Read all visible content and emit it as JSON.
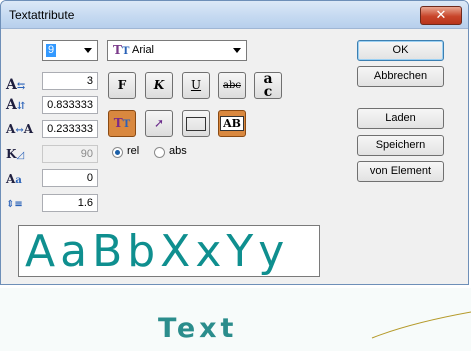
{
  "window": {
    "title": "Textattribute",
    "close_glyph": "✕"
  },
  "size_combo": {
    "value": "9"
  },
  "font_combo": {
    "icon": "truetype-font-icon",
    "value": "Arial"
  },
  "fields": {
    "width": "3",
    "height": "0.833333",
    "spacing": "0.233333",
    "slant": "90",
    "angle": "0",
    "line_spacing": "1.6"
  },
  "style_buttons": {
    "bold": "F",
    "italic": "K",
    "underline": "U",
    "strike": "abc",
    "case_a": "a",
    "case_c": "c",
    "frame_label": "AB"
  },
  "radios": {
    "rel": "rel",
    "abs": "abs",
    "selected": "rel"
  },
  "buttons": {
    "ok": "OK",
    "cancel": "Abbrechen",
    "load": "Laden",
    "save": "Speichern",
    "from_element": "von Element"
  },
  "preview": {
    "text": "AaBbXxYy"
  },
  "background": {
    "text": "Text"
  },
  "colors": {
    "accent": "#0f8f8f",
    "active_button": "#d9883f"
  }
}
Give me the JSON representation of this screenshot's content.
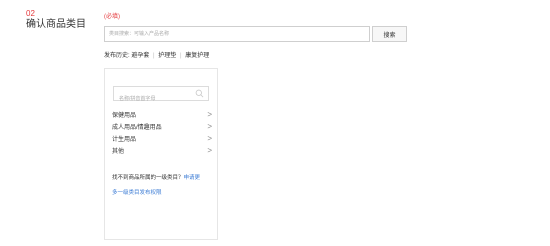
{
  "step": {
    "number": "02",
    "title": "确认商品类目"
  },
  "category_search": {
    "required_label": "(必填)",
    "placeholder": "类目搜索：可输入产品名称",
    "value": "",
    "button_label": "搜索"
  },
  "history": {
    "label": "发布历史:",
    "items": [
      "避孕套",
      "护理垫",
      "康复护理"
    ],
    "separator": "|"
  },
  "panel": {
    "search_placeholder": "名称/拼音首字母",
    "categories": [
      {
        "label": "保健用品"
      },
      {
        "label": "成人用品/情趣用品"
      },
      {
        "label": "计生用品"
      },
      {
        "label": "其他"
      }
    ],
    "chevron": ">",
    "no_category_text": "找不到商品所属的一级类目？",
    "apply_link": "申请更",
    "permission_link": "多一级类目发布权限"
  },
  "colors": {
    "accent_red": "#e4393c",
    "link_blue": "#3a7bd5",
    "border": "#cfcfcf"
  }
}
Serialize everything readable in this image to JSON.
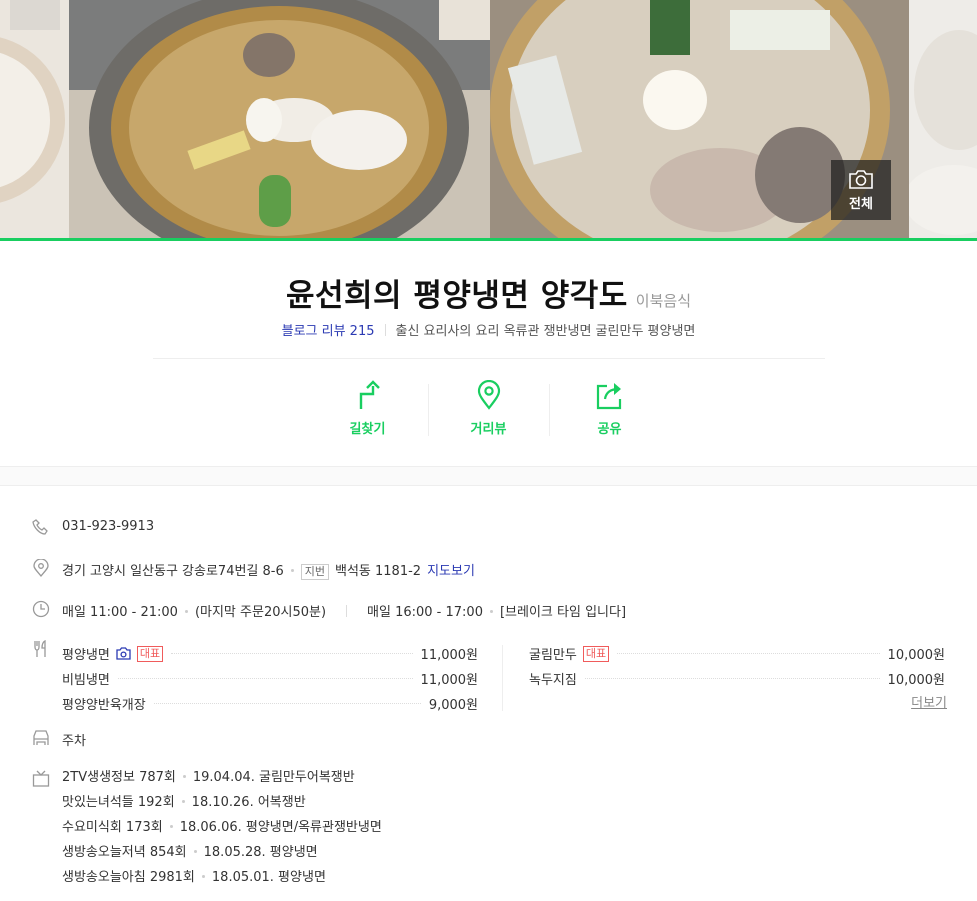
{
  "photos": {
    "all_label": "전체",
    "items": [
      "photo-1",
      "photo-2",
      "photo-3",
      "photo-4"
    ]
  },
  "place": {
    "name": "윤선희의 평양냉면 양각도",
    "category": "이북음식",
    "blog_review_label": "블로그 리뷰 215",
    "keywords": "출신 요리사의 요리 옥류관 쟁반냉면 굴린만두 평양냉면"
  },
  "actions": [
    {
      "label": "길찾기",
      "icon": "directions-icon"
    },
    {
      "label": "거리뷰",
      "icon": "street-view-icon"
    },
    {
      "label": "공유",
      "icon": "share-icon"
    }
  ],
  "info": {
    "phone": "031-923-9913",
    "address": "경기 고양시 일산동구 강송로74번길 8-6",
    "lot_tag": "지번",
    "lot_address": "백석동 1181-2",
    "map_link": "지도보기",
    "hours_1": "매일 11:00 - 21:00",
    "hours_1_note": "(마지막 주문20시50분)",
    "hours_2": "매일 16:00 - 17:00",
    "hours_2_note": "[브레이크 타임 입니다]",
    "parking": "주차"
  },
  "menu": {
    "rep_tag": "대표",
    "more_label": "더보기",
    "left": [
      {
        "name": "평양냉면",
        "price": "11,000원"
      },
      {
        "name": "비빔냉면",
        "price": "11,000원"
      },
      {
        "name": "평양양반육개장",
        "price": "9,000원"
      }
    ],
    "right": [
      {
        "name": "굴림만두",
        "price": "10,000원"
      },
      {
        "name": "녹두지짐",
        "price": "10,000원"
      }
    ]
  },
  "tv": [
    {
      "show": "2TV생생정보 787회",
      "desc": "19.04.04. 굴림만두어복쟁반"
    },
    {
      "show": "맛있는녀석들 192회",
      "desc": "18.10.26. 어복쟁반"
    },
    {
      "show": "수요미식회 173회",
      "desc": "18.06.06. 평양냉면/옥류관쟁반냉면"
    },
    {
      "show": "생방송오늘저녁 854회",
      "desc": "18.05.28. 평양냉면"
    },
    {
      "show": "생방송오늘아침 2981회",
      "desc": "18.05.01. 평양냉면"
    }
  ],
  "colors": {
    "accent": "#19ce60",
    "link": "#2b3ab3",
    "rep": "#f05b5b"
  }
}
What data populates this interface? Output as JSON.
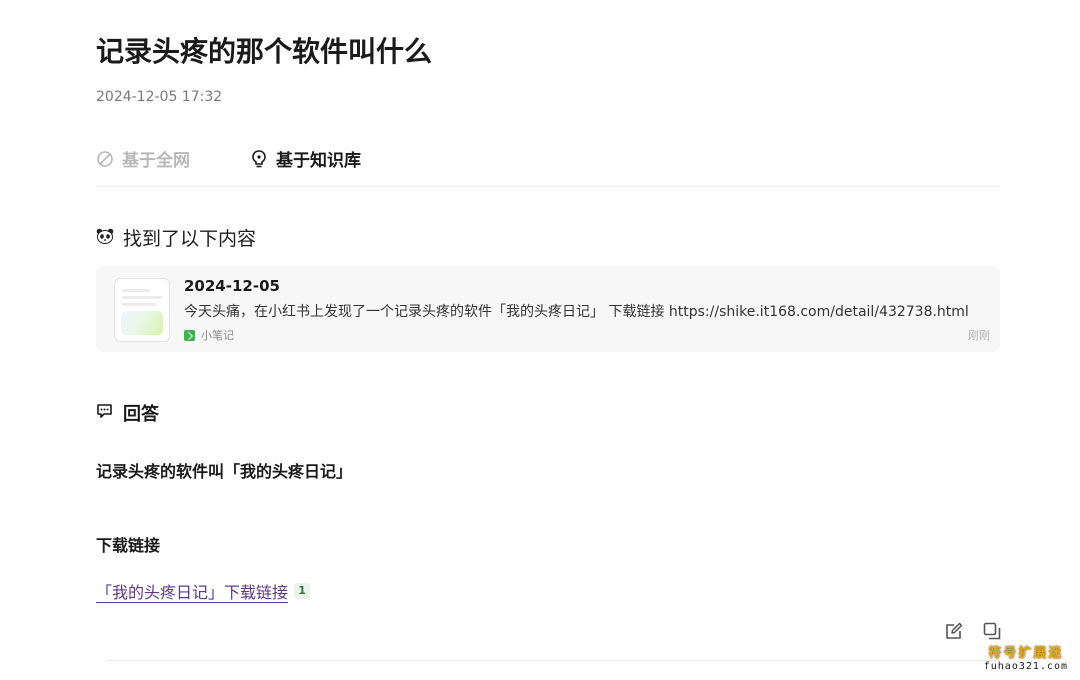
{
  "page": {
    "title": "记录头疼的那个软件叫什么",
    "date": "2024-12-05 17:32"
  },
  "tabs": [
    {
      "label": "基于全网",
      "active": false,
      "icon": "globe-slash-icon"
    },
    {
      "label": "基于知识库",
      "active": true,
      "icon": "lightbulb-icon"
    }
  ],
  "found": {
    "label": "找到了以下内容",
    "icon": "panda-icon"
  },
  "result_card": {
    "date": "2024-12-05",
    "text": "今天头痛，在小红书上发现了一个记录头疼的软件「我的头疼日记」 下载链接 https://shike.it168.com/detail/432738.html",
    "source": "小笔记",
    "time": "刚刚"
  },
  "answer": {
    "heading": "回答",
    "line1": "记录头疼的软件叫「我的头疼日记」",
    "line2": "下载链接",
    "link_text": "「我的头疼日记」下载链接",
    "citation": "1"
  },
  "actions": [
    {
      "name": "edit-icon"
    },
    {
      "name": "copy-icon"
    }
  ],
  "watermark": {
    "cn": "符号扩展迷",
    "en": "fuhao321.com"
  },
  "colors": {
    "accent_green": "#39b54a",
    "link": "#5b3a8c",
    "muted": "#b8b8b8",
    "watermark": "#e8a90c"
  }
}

**Brief:** Copy each line from the records above that includes the string "desc".

**Finished exercise:**
      "desc": "19.04.04. 굴림만두어복쟁반"
      "desc": "18.10.26. 어복쟁반"
      "desc": "18.06.06. 평양냉면/옥류관쟁반냉면"
      "desc": "18.05.28. 평양냉면"
      "desc": "18.05.01. 평양냉면"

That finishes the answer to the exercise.